Lines of data:
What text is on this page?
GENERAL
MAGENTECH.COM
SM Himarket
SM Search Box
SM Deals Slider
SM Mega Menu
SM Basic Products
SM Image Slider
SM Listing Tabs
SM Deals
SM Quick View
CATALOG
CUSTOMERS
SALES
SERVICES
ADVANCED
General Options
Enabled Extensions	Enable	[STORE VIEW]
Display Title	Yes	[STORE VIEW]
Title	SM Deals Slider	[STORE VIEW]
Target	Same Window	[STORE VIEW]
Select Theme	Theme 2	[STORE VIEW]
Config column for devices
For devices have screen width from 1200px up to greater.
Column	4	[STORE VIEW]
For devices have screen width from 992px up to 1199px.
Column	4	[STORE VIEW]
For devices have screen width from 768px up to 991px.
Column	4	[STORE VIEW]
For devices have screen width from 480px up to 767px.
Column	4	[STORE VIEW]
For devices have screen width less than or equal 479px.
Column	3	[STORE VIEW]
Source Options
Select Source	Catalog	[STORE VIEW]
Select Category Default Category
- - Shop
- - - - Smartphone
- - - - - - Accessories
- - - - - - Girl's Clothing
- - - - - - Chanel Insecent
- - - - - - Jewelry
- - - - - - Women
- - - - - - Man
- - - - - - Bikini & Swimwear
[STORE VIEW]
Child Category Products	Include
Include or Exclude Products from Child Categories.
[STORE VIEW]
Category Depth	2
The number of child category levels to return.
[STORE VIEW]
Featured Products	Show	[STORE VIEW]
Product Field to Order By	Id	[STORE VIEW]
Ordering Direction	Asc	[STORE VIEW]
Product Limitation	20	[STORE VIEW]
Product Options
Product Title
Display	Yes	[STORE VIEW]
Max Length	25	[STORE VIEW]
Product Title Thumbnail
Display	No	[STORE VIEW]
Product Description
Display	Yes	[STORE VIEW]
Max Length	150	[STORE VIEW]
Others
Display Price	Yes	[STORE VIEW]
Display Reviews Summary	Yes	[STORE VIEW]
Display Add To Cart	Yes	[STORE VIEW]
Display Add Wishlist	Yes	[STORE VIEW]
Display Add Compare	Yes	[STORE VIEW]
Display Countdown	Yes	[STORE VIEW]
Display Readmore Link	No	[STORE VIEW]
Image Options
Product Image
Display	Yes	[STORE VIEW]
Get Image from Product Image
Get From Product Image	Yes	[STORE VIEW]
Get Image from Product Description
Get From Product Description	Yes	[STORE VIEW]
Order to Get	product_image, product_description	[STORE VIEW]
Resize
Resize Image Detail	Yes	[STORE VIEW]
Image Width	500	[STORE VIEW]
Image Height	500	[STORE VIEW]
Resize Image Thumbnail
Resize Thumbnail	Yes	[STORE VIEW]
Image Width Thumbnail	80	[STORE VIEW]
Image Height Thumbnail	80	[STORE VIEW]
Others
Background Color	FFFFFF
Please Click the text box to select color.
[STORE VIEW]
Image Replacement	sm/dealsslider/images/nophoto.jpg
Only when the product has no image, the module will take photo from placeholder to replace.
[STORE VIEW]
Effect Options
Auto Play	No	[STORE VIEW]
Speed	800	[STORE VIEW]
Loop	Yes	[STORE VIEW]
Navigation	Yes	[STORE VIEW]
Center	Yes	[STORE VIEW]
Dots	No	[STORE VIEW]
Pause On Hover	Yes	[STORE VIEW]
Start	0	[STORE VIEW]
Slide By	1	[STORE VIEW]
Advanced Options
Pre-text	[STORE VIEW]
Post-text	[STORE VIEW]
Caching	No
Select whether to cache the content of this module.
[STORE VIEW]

§ WORK TO COMPLETE: Only lines that contain the word "Height" are wanted; copy each of them.

§ TASK ANSWER:
Image Height	500	[STORE VIEW]
Image Height Thumbnail	80	[STORE VIEW]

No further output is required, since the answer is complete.